Written request. Identify and reproduce every line holding the string "pour".

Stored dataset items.
________________
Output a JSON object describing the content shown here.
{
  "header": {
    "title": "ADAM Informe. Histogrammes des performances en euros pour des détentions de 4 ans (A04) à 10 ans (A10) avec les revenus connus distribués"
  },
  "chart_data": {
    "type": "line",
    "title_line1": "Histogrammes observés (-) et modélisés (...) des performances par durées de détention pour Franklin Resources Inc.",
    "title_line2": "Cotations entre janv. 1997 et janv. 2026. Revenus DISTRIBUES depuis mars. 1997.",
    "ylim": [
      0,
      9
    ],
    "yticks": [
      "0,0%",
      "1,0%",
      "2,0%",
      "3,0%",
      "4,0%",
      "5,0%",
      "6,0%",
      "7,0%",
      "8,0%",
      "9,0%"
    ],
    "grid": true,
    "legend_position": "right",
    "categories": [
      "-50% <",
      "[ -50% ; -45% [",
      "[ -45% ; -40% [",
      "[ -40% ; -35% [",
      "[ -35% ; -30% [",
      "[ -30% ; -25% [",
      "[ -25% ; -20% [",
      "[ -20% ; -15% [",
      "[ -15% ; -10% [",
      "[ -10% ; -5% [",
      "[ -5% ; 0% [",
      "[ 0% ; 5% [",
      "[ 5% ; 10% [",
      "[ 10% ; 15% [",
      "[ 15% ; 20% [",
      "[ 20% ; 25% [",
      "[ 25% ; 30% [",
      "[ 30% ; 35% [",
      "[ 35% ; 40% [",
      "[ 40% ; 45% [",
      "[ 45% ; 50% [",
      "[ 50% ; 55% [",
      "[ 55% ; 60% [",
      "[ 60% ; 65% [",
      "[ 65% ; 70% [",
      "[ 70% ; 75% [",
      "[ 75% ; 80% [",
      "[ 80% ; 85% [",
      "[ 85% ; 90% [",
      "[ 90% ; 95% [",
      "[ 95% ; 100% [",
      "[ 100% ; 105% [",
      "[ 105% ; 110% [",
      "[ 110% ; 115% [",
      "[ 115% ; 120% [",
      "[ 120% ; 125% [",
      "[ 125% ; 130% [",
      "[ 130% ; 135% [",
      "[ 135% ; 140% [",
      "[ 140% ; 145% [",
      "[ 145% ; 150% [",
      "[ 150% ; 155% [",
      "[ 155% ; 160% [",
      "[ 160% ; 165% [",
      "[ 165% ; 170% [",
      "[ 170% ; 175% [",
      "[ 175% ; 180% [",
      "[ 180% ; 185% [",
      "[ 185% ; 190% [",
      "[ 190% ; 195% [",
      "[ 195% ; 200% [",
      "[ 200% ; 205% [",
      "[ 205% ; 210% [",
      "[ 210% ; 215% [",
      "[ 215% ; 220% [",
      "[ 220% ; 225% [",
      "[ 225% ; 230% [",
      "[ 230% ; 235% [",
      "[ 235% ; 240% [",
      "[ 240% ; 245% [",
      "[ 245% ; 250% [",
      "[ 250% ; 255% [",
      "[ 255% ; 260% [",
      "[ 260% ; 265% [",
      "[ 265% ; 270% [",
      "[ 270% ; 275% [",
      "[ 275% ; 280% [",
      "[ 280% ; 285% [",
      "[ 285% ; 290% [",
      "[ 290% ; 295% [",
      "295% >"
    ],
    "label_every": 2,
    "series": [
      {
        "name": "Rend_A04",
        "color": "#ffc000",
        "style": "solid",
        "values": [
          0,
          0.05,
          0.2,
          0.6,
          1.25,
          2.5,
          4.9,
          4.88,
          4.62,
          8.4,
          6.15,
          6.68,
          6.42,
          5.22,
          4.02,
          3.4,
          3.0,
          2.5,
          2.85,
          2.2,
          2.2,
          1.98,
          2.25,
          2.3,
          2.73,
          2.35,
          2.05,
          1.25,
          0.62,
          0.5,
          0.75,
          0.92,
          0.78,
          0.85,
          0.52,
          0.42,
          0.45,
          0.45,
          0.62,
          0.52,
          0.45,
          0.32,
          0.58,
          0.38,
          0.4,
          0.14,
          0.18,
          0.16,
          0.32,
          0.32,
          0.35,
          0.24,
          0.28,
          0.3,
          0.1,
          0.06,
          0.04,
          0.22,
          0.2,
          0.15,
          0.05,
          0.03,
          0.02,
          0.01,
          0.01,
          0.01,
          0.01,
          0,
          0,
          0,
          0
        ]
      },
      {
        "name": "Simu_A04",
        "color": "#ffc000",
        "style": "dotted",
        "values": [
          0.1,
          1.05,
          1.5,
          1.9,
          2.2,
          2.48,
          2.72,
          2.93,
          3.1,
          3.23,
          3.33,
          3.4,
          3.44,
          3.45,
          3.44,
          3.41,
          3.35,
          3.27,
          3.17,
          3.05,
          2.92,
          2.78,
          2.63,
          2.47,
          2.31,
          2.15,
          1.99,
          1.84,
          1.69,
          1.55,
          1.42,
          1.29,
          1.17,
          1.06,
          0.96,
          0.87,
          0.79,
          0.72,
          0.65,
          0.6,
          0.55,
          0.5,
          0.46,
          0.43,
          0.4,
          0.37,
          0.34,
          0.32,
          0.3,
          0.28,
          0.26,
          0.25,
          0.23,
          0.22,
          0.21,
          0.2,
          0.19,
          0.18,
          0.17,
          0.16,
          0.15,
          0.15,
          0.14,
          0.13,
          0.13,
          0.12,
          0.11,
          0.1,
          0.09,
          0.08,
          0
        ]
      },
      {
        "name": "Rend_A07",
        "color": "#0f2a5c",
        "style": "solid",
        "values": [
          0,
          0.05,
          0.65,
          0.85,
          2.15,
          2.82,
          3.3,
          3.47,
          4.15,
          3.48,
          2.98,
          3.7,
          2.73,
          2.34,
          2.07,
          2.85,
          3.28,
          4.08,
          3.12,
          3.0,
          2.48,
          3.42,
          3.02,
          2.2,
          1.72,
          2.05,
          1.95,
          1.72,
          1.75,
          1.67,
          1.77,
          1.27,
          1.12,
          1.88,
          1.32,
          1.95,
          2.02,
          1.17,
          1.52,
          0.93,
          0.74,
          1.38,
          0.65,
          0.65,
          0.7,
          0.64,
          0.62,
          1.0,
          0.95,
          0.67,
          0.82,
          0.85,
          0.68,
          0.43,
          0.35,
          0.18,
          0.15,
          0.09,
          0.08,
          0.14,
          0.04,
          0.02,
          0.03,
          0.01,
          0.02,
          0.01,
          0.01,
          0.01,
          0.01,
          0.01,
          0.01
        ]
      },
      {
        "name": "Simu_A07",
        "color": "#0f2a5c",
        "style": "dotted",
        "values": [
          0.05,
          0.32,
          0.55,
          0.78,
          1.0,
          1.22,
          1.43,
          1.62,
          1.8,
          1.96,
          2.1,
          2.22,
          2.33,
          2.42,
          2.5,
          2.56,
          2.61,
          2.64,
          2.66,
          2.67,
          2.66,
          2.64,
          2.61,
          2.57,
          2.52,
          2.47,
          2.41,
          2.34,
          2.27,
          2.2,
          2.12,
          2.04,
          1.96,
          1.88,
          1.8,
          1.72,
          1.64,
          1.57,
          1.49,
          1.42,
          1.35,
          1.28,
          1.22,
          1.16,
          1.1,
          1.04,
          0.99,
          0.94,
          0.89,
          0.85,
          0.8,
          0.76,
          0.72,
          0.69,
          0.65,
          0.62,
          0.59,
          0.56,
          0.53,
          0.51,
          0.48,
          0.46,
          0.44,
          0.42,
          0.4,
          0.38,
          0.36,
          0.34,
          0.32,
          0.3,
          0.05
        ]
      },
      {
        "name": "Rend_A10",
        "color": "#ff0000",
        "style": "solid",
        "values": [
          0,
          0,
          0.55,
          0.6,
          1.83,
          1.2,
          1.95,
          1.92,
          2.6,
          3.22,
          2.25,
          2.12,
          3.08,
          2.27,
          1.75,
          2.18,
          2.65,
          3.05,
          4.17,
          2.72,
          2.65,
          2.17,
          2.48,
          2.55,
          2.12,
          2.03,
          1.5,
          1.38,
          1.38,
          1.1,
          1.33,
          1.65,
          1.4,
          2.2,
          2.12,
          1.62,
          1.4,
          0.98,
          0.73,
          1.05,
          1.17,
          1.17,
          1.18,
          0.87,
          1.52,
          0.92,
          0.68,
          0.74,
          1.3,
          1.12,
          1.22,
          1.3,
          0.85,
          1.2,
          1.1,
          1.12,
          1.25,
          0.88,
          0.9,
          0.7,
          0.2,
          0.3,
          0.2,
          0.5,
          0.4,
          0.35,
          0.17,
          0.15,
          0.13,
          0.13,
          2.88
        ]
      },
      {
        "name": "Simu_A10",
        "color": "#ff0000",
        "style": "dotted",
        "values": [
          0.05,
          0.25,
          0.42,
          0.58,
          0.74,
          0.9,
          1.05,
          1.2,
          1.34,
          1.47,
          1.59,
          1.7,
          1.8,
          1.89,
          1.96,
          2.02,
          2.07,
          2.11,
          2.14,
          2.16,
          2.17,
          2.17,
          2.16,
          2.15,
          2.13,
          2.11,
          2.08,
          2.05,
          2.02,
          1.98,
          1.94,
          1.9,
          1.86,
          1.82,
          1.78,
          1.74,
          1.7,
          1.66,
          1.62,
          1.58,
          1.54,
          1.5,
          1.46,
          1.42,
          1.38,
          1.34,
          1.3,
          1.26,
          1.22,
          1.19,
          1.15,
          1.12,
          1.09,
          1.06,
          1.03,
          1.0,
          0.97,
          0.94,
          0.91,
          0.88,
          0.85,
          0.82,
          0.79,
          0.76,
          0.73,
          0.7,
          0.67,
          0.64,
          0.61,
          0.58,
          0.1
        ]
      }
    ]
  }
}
________________
Exercise result.
    "title": "ADAM Informe. Histogrammes des performances en euros pour des détentions de 4 ans (A04) à 10 ans (A10) avec les revenus connus distribués"
    "title_line1": "Histogrammes observés (-) et modélisés (...) des performances par durées de détention pour Franklin Resources Inc.",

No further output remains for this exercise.